Work to do -> Filter the records below down to the lines that contain the string "bleed", treating uppercase and lowercase as different. Copy each matching line in full.

Records from a data source
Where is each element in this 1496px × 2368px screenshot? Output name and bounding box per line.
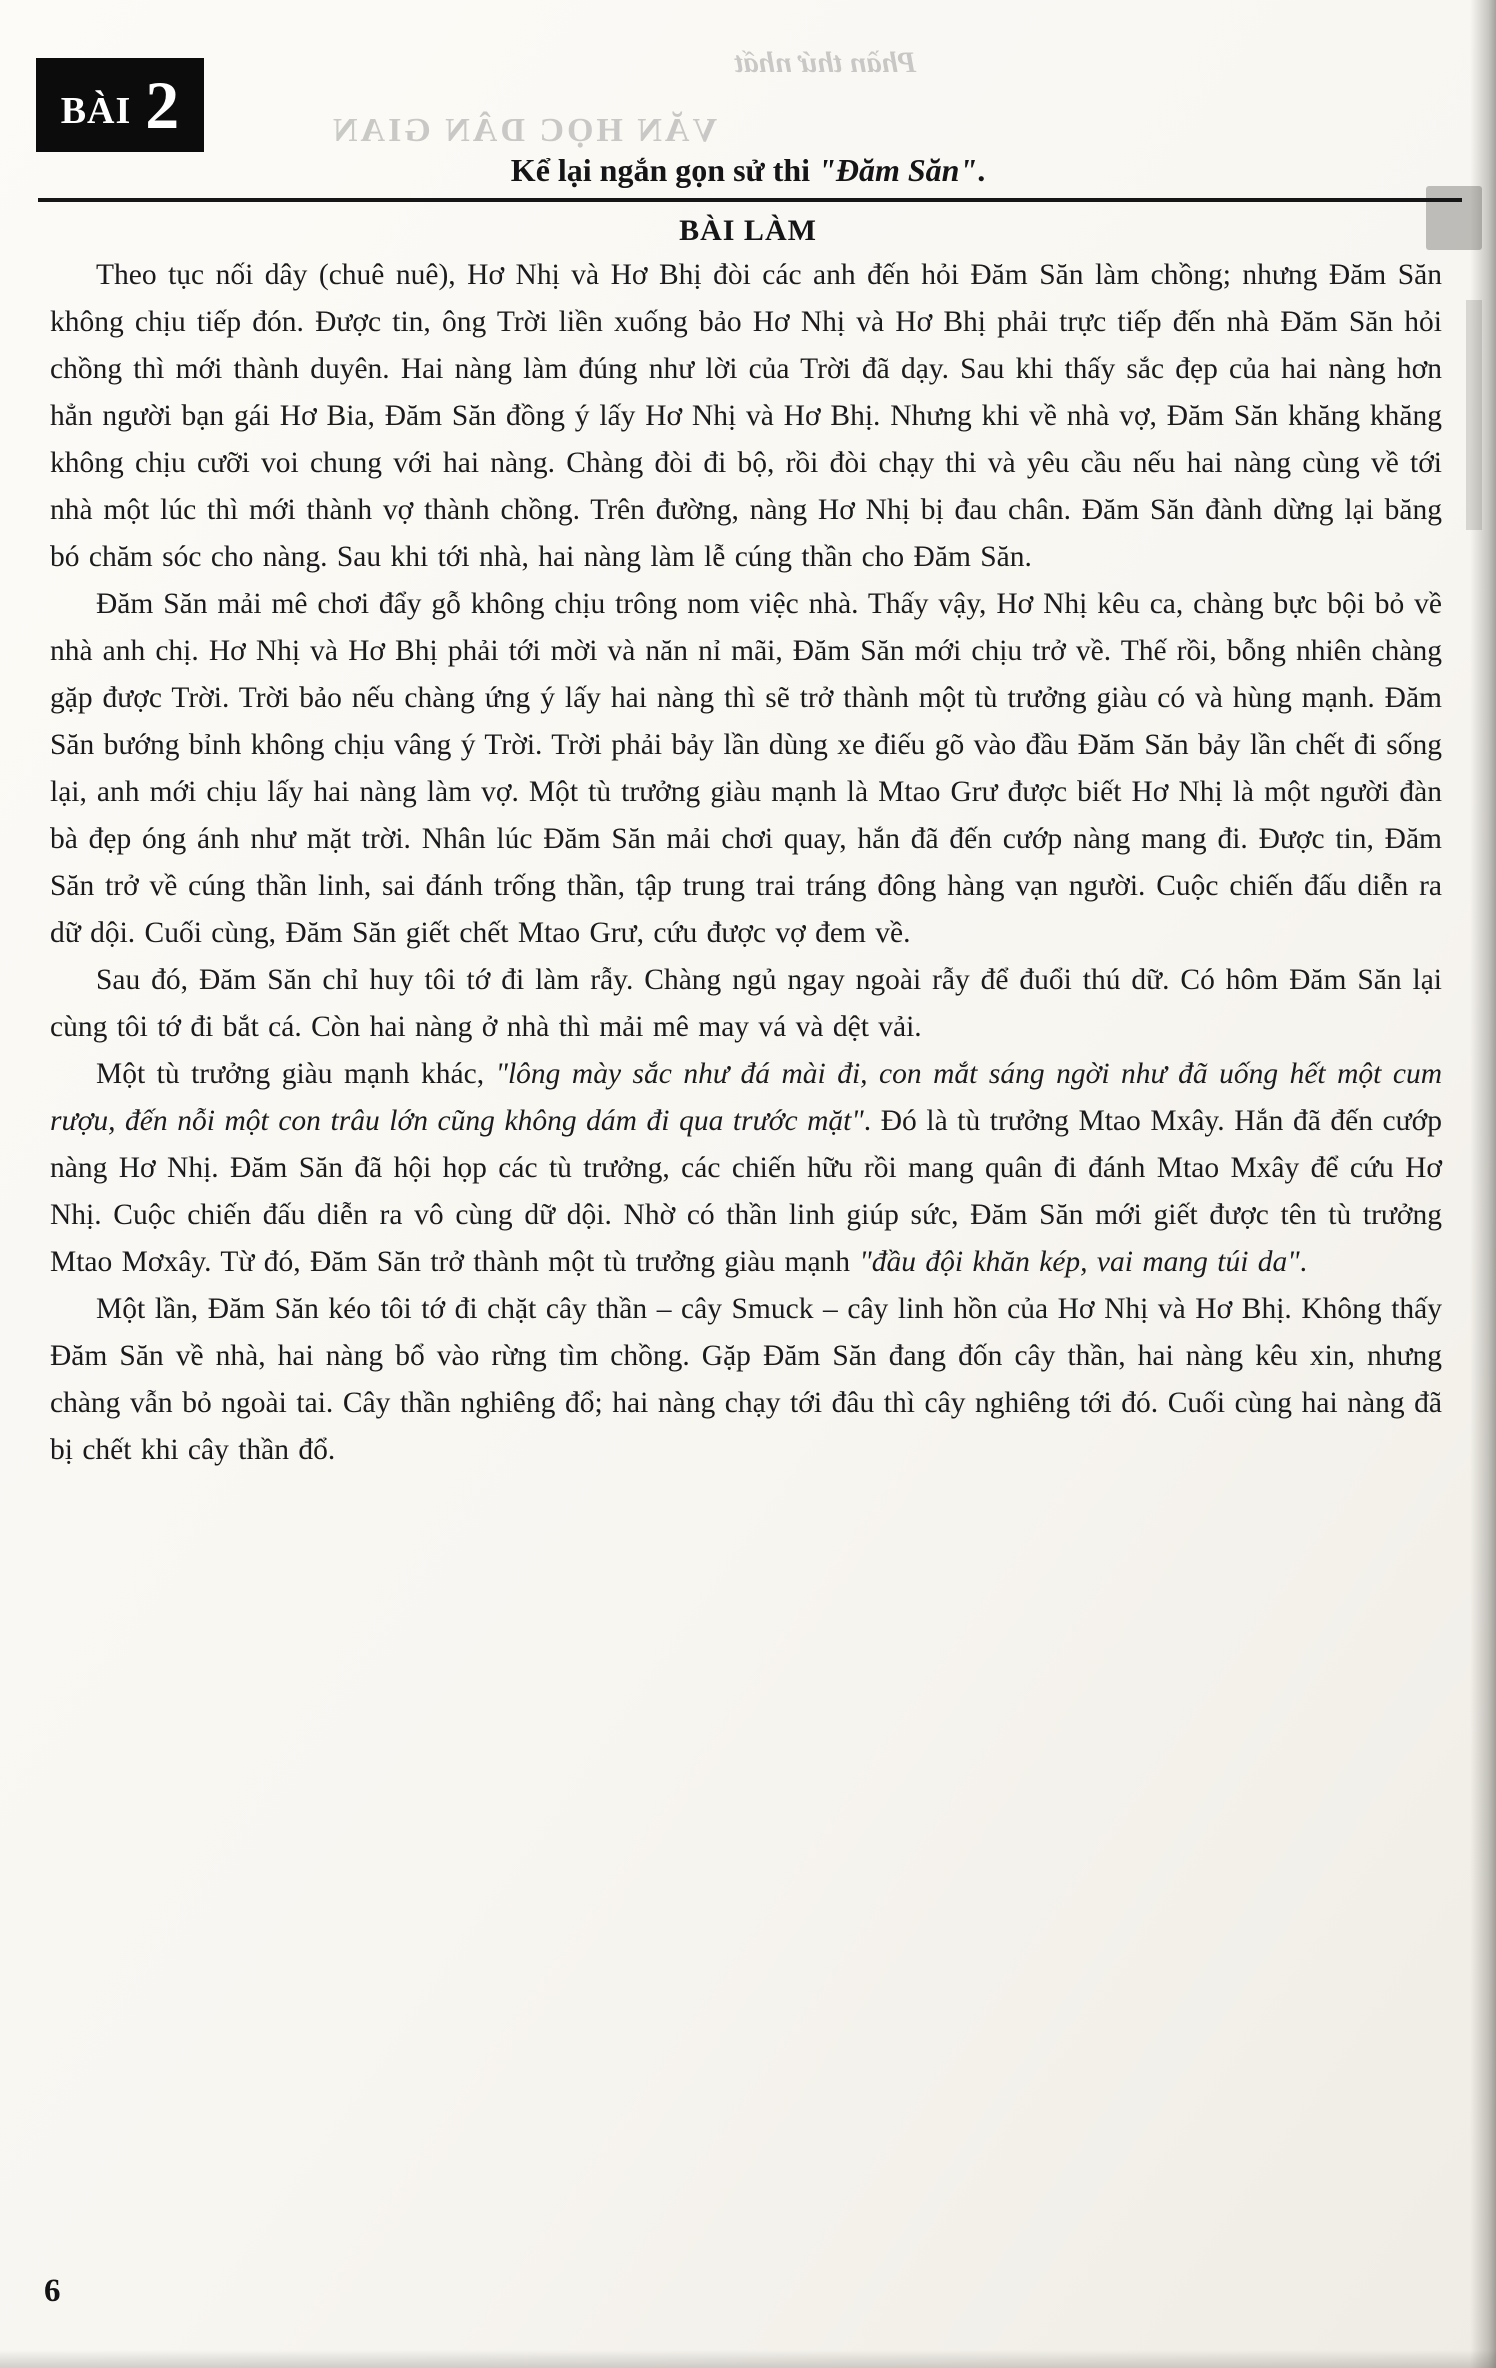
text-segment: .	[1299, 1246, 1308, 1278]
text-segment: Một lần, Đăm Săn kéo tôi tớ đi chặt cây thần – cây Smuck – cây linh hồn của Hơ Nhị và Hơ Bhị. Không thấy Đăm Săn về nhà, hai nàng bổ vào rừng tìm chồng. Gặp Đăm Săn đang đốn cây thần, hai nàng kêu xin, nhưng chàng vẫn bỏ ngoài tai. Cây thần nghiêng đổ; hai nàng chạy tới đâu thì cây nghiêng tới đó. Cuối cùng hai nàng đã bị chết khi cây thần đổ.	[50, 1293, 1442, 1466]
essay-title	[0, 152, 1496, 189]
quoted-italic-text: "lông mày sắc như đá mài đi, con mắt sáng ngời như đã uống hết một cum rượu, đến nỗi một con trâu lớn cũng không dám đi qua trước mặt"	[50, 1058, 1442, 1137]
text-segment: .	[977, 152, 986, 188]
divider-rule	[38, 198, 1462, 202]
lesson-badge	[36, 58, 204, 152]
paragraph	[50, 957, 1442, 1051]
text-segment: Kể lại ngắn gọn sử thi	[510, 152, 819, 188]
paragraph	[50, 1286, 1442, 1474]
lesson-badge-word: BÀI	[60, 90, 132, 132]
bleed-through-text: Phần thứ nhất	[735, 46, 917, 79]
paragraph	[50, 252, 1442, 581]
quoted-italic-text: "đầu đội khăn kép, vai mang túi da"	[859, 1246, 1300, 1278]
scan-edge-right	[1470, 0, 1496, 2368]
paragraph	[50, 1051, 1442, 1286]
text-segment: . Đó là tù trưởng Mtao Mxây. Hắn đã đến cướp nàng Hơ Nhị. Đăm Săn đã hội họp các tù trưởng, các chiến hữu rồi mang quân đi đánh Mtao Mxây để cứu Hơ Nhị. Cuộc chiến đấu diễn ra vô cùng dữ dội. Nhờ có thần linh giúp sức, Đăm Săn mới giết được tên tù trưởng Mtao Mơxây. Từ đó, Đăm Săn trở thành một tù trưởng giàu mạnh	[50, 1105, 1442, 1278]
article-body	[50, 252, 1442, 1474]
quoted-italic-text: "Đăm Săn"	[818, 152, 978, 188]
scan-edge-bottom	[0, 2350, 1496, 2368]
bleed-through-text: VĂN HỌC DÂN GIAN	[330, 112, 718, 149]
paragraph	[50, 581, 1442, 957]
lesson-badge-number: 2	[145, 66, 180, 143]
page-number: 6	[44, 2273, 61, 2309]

Exercise response ->
bleed-through-text: Phần thứ nhất	[735, 46, 917, 79]
bleed-through-text: VĂN HỌC DÂN GIAN	[330, 112, 718, 149]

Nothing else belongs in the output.